> COMPITO A:
In base all'estratto sul buddismo, spiega a che cosa si deve anche il radicamento della famiglia mahayana in Estremo Oriente.
> COMPITO B:
Trasforma in un elenco puntato il paragrafo dell'estratto che comincia con "In questo quadro", conservandone i fatti principali.
> COMPITO C:
Secondo l'estratto, quanti aderenti conta la Soka Gakkai in Italia?

> ESTRATTO:

....

Nel nome del buddismo, il rispetto della vita in un mondo di pace

A Modena, centinaia di praticanti mettono quotidianamente a disposizione del prossimo ogni energia e una fede dalle origini tanto antiche quanto profonde.
di Cesare Carbonieri

Tra le religioni che in città vantano oggi la maggior crescita, quella buddista occupa sicuramente una posizione di particolare rilievo. Nata oltre 2500 anni fa per opera di Goutama Siddharta (Shakyamuni), la sua filosofia si è evoluta nel corso dei secoli secondo i dettami di due grandi famiglie: l'hinayana, estesasi principalmente nel sud-est asiatico con l'obiettivo di procrastinare nel tempo i principi originari del fondatore, e la mahayana, radicatasi soprattutto in Estremo Oriente grazie anche agli ulteriori, non meno importanti insegnamenti di altri maestri.

In questo quadro, nel 13° secolo prende piede la scuola del monaco giapponese Nichiren Daishonin fatta propria, ad inizio '900, dal pedagogista Tsunesaburo Makiguci, primo presidente della Soka Gakkai (Società per la creazione di valore), e dai suoi successori Josei Toda e dall'attuale Daisaku Ikeda. Presente in tutto il mondo, e riconosciuta dalle Nazioni Unite, l'associazione vede in Italia oltre 100mila aderenti ed alcuni centri culturali localizzati a Milano, Firenze, Roma e Bologna. Ciononostante, l'attività dei praticanti viene svolta perlopiù presso comuni abitazioni private in cui gruppi, mediamente numerosi, si riuniscono per momenti di studio, discussione e recitazione.

....

Dati estratti da una raccolta
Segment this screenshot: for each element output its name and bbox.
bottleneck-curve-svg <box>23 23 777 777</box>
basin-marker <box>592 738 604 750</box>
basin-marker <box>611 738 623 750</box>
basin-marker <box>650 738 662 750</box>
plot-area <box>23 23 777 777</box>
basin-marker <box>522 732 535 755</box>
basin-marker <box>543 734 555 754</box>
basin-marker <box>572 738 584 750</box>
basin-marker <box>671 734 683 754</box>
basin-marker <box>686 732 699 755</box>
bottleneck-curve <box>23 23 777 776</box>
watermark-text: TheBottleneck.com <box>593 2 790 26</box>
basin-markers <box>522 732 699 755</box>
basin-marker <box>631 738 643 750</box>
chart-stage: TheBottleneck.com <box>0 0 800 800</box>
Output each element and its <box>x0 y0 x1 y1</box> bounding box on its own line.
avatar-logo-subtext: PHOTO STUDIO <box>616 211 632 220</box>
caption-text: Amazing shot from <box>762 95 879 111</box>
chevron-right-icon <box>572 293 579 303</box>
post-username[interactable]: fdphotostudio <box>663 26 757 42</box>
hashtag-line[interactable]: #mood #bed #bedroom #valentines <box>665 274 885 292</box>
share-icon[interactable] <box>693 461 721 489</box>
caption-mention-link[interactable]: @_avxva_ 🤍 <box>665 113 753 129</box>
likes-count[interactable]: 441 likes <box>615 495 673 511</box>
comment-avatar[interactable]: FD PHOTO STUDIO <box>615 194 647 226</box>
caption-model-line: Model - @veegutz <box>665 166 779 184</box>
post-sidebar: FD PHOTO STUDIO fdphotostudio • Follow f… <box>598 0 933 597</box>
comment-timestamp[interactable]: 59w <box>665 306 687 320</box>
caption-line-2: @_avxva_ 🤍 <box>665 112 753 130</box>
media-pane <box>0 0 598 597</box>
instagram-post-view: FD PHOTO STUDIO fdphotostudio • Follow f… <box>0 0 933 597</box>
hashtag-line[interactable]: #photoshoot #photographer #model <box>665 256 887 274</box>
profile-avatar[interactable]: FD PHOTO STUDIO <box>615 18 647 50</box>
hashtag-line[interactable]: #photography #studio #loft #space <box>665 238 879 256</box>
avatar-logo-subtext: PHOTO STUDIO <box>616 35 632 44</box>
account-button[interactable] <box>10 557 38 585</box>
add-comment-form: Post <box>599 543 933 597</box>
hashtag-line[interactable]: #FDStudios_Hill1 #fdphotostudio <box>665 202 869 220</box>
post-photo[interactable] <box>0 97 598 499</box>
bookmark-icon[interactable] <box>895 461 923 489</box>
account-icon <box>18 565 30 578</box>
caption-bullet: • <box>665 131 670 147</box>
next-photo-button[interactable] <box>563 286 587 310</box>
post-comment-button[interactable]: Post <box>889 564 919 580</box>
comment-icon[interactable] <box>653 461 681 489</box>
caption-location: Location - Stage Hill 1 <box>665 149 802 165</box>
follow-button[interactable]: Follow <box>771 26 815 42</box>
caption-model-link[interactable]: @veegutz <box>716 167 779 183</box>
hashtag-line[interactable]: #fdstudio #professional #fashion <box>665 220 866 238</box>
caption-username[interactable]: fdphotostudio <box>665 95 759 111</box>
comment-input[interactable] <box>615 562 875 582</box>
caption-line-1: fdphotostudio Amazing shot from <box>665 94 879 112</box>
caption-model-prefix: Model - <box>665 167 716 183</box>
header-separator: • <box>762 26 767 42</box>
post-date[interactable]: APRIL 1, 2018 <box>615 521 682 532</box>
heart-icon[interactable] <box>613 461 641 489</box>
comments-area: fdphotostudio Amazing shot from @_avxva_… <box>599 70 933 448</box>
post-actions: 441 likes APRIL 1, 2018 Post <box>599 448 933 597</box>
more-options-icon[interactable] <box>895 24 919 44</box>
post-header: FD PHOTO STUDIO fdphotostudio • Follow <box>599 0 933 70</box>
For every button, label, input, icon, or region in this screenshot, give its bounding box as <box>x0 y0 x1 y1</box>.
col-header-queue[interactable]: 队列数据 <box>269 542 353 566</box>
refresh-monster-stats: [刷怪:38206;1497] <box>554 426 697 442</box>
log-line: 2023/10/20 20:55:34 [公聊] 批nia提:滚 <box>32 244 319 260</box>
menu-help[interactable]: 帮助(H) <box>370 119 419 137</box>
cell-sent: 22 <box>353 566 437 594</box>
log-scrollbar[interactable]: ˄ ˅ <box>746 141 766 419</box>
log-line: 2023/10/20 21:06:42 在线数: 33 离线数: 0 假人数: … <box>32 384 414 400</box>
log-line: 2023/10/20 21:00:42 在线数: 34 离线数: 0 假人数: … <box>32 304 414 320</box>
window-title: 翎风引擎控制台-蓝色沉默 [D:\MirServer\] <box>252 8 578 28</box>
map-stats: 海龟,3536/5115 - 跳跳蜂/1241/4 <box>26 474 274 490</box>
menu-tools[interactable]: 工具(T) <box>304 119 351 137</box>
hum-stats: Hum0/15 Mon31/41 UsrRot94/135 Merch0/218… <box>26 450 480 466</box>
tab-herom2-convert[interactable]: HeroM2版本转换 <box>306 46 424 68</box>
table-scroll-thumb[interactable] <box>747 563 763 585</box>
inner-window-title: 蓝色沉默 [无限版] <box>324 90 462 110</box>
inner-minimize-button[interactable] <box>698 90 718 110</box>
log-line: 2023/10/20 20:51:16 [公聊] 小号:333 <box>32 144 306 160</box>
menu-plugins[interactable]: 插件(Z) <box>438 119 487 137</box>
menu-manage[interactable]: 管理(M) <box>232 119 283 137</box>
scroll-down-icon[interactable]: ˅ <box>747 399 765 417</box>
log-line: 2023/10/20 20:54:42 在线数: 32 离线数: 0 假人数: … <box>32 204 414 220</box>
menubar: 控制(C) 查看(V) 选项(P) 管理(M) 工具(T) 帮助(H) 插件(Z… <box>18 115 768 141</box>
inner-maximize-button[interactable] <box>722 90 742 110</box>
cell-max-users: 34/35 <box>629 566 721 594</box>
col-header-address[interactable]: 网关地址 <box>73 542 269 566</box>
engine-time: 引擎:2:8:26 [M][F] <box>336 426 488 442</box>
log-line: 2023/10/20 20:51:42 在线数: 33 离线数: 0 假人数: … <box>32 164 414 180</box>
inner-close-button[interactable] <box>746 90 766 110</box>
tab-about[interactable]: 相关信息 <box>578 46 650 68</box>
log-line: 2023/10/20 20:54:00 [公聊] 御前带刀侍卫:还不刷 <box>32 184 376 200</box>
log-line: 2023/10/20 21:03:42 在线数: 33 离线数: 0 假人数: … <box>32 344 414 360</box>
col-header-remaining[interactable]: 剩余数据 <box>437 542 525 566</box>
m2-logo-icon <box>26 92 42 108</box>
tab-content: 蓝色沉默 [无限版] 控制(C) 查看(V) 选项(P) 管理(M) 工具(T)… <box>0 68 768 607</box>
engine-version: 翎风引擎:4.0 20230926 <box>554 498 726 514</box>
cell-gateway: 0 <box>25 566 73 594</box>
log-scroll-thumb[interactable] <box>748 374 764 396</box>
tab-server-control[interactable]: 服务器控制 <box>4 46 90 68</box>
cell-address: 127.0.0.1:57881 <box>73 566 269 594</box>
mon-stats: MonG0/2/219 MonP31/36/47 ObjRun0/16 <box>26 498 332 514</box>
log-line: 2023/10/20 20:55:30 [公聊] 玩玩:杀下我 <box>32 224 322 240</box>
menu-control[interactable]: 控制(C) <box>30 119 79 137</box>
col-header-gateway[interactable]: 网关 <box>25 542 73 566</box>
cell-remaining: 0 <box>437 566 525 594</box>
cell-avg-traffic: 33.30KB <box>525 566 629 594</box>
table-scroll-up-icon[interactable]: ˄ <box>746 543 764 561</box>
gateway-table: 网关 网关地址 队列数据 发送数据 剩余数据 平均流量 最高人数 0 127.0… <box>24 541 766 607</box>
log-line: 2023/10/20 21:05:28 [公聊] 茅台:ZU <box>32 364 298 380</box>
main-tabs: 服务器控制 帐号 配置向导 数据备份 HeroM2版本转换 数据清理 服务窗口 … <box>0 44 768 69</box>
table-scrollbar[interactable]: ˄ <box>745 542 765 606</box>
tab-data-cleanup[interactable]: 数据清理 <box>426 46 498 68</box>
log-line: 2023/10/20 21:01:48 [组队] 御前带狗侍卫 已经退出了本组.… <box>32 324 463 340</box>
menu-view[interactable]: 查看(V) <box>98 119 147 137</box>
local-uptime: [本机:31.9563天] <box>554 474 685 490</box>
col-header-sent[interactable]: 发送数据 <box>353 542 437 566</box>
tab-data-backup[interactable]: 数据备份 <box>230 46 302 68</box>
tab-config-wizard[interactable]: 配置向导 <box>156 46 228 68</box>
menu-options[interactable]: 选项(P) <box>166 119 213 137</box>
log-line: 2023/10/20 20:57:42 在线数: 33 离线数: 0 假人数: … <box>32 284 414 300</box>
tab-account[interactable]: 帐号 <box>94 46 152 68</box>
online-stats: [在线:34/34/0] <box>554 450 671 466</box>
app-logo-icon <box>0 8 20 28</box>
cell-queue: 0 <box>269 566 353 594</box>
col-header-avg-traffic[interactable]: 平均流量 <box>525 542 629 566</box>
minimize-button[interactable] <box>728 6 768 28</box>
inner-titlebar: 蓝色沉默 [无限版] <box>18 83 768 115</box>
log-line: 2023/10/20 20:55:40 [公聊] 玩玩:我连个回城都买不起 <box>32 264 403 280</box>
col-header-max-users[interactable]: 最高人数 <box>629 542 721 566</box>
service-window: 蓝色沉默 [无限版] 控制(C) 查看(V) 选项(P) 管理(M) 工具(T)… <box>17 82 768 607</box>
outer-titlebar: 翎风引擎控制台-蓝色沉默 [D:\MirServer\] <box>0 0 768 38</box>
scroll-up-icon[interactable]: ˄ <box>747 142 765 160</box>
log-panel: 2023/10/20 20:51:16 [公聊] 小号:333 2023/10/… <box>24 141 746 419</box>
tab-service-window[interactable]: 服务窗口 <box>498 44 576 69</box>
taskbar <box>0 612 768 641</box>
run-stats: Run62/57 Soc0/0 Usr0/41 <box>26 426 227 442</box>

....

> RISPOSTA A:
Secondo l'estratto, la mahayana si è radicata in Estremo Oriente grazie anche agli ulteriori insegnamenti di altri maestri, che il testo definisce non meno importanti.

> RISPOSTA B:
- Nel 13° secolo si afferma la scuola del monaco giapponese Nichiren Daishonin.
- A inizio '900 la adotta il pedagogista Tsunesaburo Makiguci, primo presidente della Soka Gakkai (Società per la creazione di valore).
- Dopo di lui la seguono i successori Josei Toda e l'attuale presidente Daisaku Ikeda.
- L'associazione è presente in tutto il mondo ed è riconosciuta dalle Nazioni Unite.
- In Italia conta oltre 100mila aderenti e ha centri culturali a Milano, Firenze, Roma e Bologna.
- I praticanti svolgono però l'attività soprattutto in abitazioni private, dove si riuniscono in gruppi per studiare, discutere e recitare.

> RISPOSTA C:
Oltre 100mila.